__Your goal__
Check every line of the entries for "برقم", and copy the lines that hold it.

(Records from a data source)

------------------------------

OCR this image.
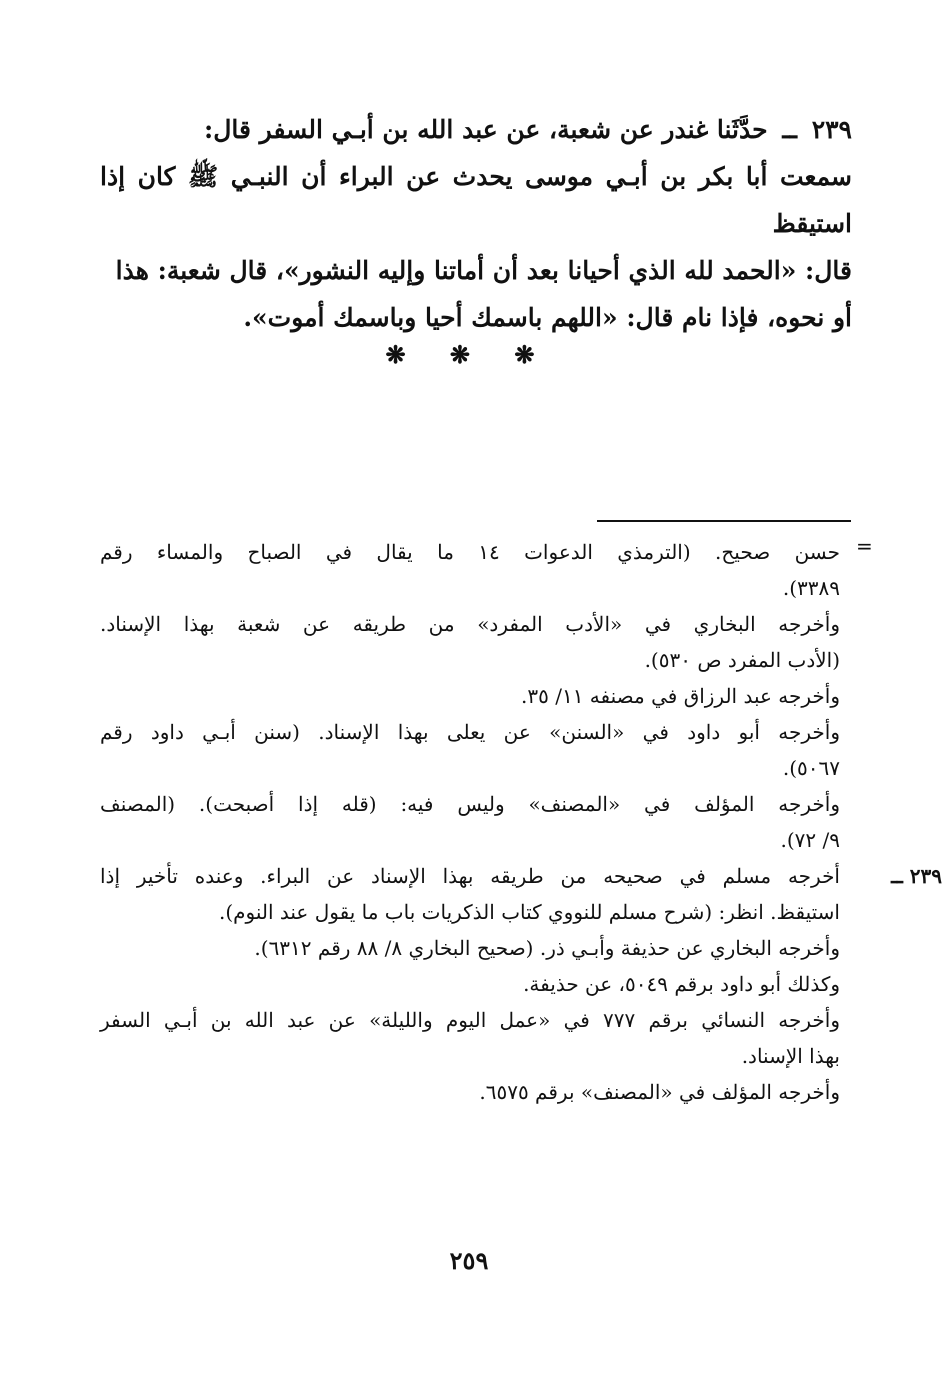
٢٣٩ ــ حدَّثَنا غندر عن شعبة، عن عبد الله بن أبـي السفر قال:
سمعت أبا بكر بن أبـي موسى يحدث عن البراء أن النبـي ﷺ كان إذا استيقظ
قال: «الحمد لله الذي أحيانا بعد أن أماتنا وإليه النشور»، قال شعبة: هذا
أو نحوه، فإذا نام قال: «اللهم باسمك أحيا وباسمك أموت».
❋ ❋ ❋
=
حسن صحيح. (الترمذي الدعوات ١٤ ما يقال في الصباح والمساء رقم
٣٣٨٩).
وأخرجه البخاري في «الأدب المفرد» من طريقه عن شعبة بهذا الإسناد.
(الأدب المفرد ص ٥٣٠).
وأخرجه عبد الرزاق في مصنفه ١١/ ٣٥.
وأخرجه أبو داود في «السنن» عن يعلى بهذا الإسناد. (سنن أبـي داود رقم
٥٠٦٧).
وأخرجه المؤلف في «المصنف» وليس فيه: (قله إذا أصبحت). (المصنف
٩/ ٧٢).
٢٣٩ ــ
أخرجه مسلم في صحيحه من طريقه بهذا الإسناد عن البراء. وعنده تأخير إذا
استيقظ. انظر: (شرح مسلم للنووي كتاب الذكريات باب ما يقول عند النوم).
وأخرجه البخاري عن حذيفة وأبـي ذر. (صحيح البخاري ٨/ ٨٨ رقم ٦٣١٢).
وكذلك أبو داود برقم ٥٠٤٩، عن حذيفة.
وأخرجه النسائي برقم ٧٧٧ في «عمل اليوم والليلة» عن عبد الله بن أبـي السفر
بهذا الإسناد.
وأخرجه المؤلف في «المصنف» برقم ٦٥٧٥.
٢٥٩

------------------------------

__Answer for the task__
وكذلك أبو داود برقم ٥٠٤٩، عن حذيفة.
وأخرجه النسائي برقم ٧٧٧ في «عمل اليوم والليلة» عن عبد الله بن أبـي السفر
وأخرجه المؤلف في «المصنف» برقم ٦٥٧٥.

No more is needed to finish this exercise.